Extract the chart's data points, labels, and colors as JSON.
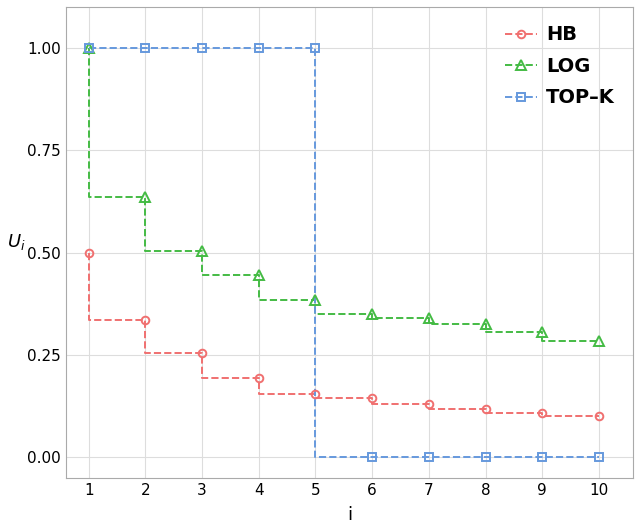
{
  "x": [
    1,
    2,
    3,
    4,
    5,
    6,
    7,
    8,
    9,
    10
  ],
  "HB": [
    0.5,
    0.335,
    0.255,
    0.195,
    0.155,
    0.145,
    0.13,
    0.118,
    0.108,
    0.1
  ],
  "LOG": [
    1.0,
    0.635,
    0.505,
    0.445,
    0.385,
    0.35,
    0.34,
    0.325,
    0.305,
    0.285
  ],
  "TOP_K": [
    1.0,
    1.0,
    1.0,
    1.0,
    1.0,
    0.0,
    0.0,
    0.0,
    0.0,
    0.0
  ],
  "HB_color": "#f07070",
  "LOG_color": "#44bb44",
  "TOPK_color": "#6699dd",
  "bg_color": "#ffffff",
  "grid_color": "#dddddd",
  "xlabel": "i",
  "ylabel": "U_i",
  "xlim": [
    0.6,
    10.6
  ],
  "ylim": [
    -0.05,
    1.1
  ],
  "xticks": [
    1,
    2,
    3,
    4,
    5,
    6,
    7,
    8,
    9,
    10
  ],
  "yticks": [
    0.0,
    0.25,
    0.5,
    0.75,
    1.0
  ],
  "legend_labels": [
    "HB",
    "LOG",
    "TOP–K"
  ]
}
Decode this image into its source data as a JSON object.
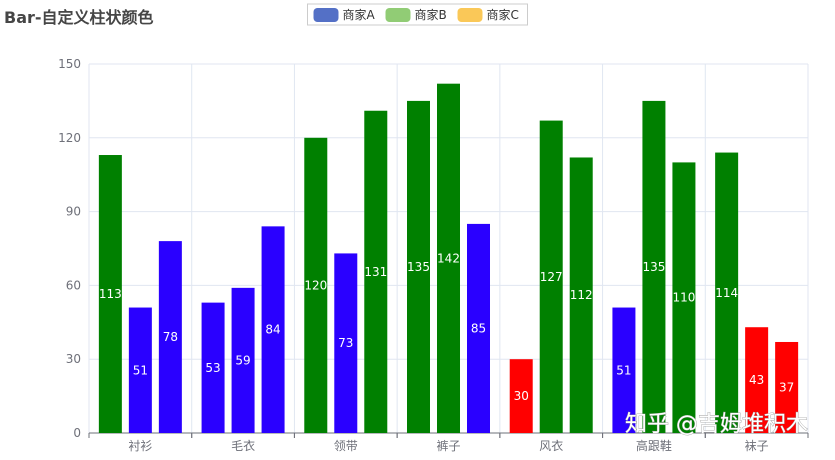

• **SET PROBLEM**
Print the listing above in full, exactly as written. Omit any pictures.

• **EXERCISE SOLUTION**
Extract the chart's data points, labels, and colors as JSON.
{
  "x": [
    1,
    2,
    3,
    4,
    5,
    6,
    7,
    8,
    9,
    10
  ],
  "HB": [
    0.5,
    0.335,
    0.255,
    0.195,
    0.155,
    0.145,
    0.13,
    0.118,
    0.108,
    0.1
  ],
  "LOG": [
    1.0,
    0.635,
    0.505,
    0.445,
    0.385,
    0.35,
    0.34,
    0.325,
    0.305,
    0.285
  ],
  "TOP_K": [
    1.0,
    1.0,
    1.0,
    1.0,
    1.0,
    0.0,
    0.0,
    0.0,
    0.0,
    0.0
  ],
  "HB_color": "#f07070",
  "LOG_color": "#44bb44",
  "TOPK_color": "#6699dd",
  "bg_color": "#ffffff",
  "grid_color": "#dddddd",
  "xlabel": "i",
  "ylabel": "U_i",
  "xlim": [
    0.6,
    10.6
  ],
  "ylim": [
    -0.05,
    1.1
  ],
  "xticks": [
    1,
    2,
    3,
    4,
    5,
    6,
    7,
    8,
    9,
    10
  ],
  "yticks": [
    0.0,
    0.25,
    0.5,
    0.75,
    1.0
  ],
  "legend_labels": [
    "HB",
    "LOG",
    "TOP–K"
  ]
}
Decode this image into its source data as a JSON object.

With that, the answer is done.